Start of Data section
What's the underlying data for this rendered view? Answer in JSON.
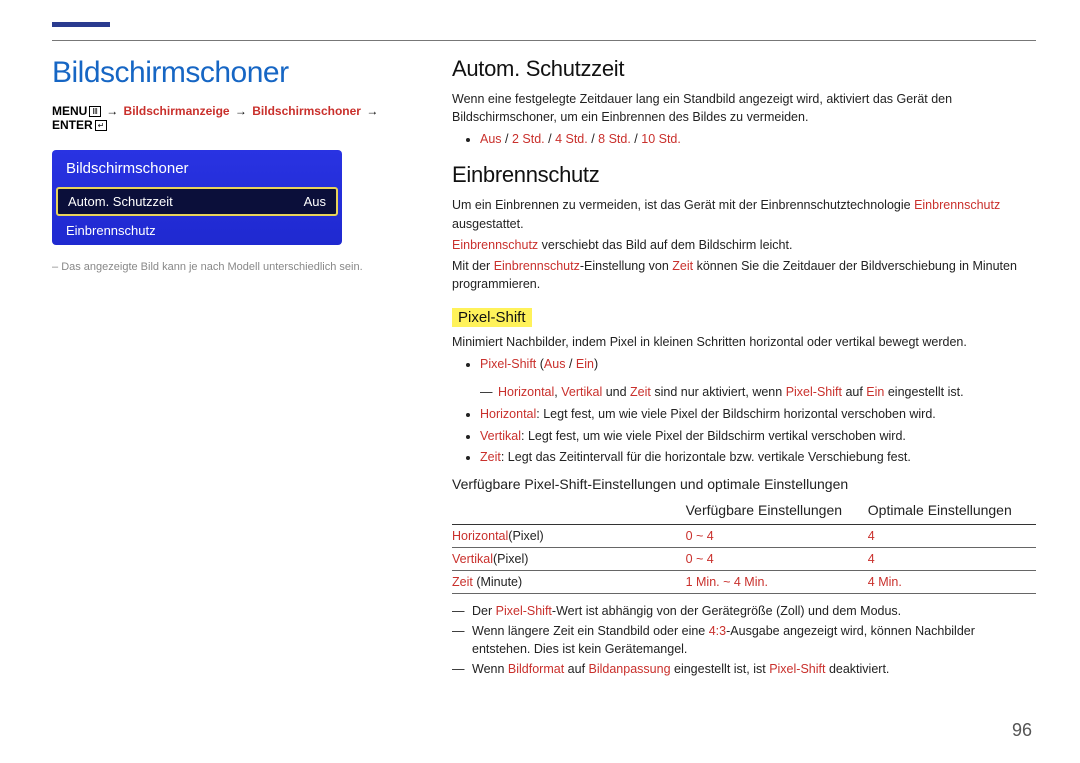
{
  "page_number": "96",
  "left": {
    "title": "Bildschirmschoner",
    "breadcrumb": {
      "menu": "MENU",
      "menu_glyph": "Ⅲ",
      "crumb1": "Bildschirmanzeige",
      "crumb2": "Bildschirmschoner",
      "enter": "ENTER",
      "enter_glyph": "↵"
    },
    "menu": {
      "title": "Bildschirmschoner",
      "rows": [
        {
          "label": "Autom. Schutzzeit",
          "value": "Aus",
          "selected": true
        },
        {
          "label": "Einbrennschutz",
          "value": "",
          "selected": false
        }
      ]
    },
    "caption": "Das angezeigte Bild kann je nach Modell unterschiedlich sein."
  },
  "right": {
    "sec1": {
      "heading": "Autom. Schutzzeit",
      "para": "Wenn eine festgelegte Zeitdauer lang ein Standbild angezeigt wird, aktiviert das Gerät den Bildschirmschoner, um ein Einbrennen des Bildes zu vermeiden.",
      "options": {
        "o1": "Aus",
        "o2": "2 Std.",
        "o3": "4 Std.",
        "o4": "8 Std.",
        "o5": "10 Std.",
        "slash": " / "
      }
    },
    "sec2": {
      "heading": "Einbrennschutz",
      "p1a": "Um ein Einbrennen zu vermeiden, ist das Gerät mit der Einbrennschutztechnologie ",
      "p1b": "Einbrennschutz",
      "p1c": " ausgestattet.",
      "p2a": "Einbrennschutz",
      "p2b": " verschiebt das Bild auf dem Bildschirm leicht.",
      "p3a": "Mit der ",
      "p3b": "Einbrennschutz",
      "p3c": "-Einstellung von ",
      "p3d": "Zeit",
      "p3e": " können Sie die Zeitdauer der Bildverschiebung in Minuten programmieren."
    },
    "pixel": {
      "heading": "Pixel-Shift",
      "intro": "Minimiert Nachbilder, indem Pixel in kleinen Schritten horizontal oder vertikal bewegt werden.",
      "b1": {
        "label": "Pixel-Shift",
        "paren_open": " (",
        "opt1": "Aus",
        "sep": " / ",
        "opt2": "Ein",
        "paren_close": ")"
      },
      "note": {
        "a": "Horizontal",
        "b": ", ",
        "c": "Vertikal",
        "d": " und ",
        "e": "Zeit",
        "f": " sind nur aktiviert, wenn ",
        "g": "Pixel-Shift",
        "h": " auf ",
        "i": "Ein",
        "j": " eingestellt ist."
      },
      "b2": {
        "label": "Horizontal",
        "text": ": Legt fest, um wie viele Pixel der Bildschirm horizontal verschoben wird."
      },
      "b3": {
        "label": "Vertikal",
        "text": ": Legt fest, um wie viele Pixel der Bildschirm vertikal verschoben wird."
      },
      "b4": {
        "label": "Zeit",
        "text": ": Legt das Zeitintervall für die horizontale bzw. vertikale Verschiebung fest."
      }
    },
    "table": {
      "heading": "Verfügbare Pixel-Shift-Einstellungen und optimale Einstellungen",
      "h1": "",
      "h2": "Verfügbare Einstellungen",
      "h3": "Optimale Einstellungen",
      "rows": [
        {
          "a1": "Horizontal",
          "a2": "(Pixel)",
          "b": "0 ~ 4",
          "c": "4"
        },
        {
          "a1": "Vertikal",
          "a2": "(Pixel)",
          "b": "0 ~ 4",
          "c": "4"
        },
        {
          "a1": "Zeit",
          "a2": " (Minute)",
          "b": "1 Min. ~ 4 Min.",
          "c": "4 Min."
        }
      ]
    },
    "notes": {
      "n1": {
        "a": "Der ",
        "b": "Pixel-Shift",
        "c": "-Wert ist abhängig von der Gerätegröße (Zoll) und dem Modus."
      },
      "n2": {
        "a": "Wenn längere Zeit ein Standbild oder eine ",
        "b": "4:3",
        "c": "-Ausgabe angezeigt wird, können Nachbilder entstehen. Dies ist kein Gerätemangel."
      },
      "n3": {
        "a": "Wenn ",
        "b": "Bildformat",
        "c": " auf ",
        "d": "Bildanpassung",
        "e": " eingestellt ist, ist ",
        "f": "Pixel-Shift",
        "g": " deaktiviert."
      }
    }
  }
}
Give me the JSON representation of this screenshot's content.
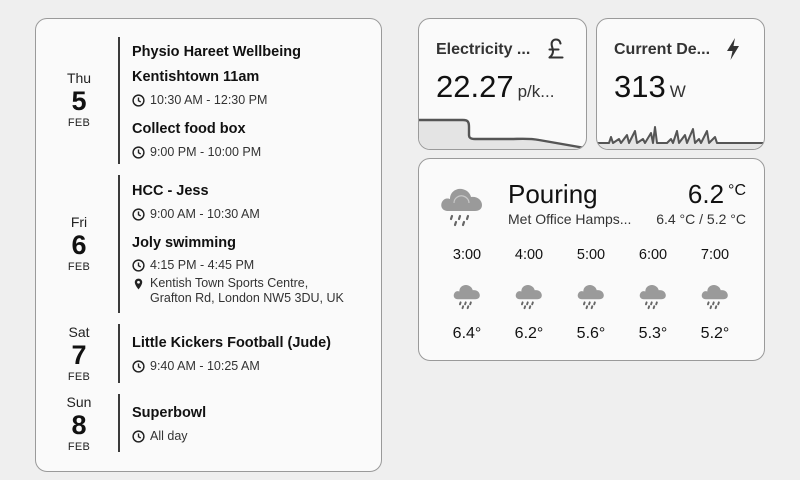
{
  "calendar": {
    "days": [
      {
        "dow": "Thu",
        "day": "5",
        "month": "FEB",
        "events": [
          {
            "title": "Physio Hareet Wellbeing",
            "title2": "Kentishtown 11am",
            "time": "10:30 AM - 12:30 PM"
          },
          {
            "title": "Collect food box",
            "time": "9:00 PM - 10:00 PM"
          }
        ]
      },
      {
        "dow": "Fri",
        "day": "6",
        "month": "FEB",
        "events": [
          {
            "title": "HCC - Jess",
            "time": "9:00 AM - 10:30 AM"
          },
          {
            "title": "Joly swimming",
            "time": "4:15 PM - 4:45 PM",
            "location_line1": "Kentish Town Sports Centre,",
            "location_line2": "Grafton Rd, London NW5 3DU, UK"
          }
        ]
      },
      {
        "dow": "Sat",
        "day": "7",
        "month": "FEB",
        "events": [
          {
            "title": "Little Kickers Football (Jude)",
            "time": "9:40 AM - 10:25 AM"
          }
        ]
      },
      {
        "dow": "Sun",
        "day": "8",
        "month": "FEB",
        "events": [
          {
            "title": "Superbowl",
            "time": "All day"
          }
        ]
      }
    ]
  },
  "electricity": {
    "name": "Electricity ...",
    "value": "22.27",
    "unit": "p/k...",
    "icon": "pound-sign-icon"
  },
  "power": {
    "name": "Current De...",
    "value": "313",
    "unit": "W",
    "icon": "lightning-bolt-icon"
  },
  "weather": {
    "condition": "Pouring",
    "temperature": "6.2",
    "temp_unit": "°C",
    "location": "Met Office Hamps...",
    "range": "6.4 °C / 5.2 °C",
    "icon": "pouring-rain-icon",
    "forecast": [
      {
        "time": "3:00",
        "temp": "6.4°"
      },
      {
        "time": "4:00",
        "temp": "6.2°"
      },
      {
        "time": "5:00",
        "temp": "5.6°"
      },
      {
        "time": "6:00",
        "temp": "5.3°"
      },
      {
        "time": "7:00",
        "temp": "5.2°"
      }
    ]
  },
  "colors": {
    "background": "#efefef",
    "card": "#fafafa",
    "border": "#9a9a9a",
    "graph_fill": "#e4e4e4",
    "graph_line": "#555555"
  }
}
End of Data section
# What you need to do
Tally the lines of the data that contain the string "viele" and report the total alone.

# Exercise answer
2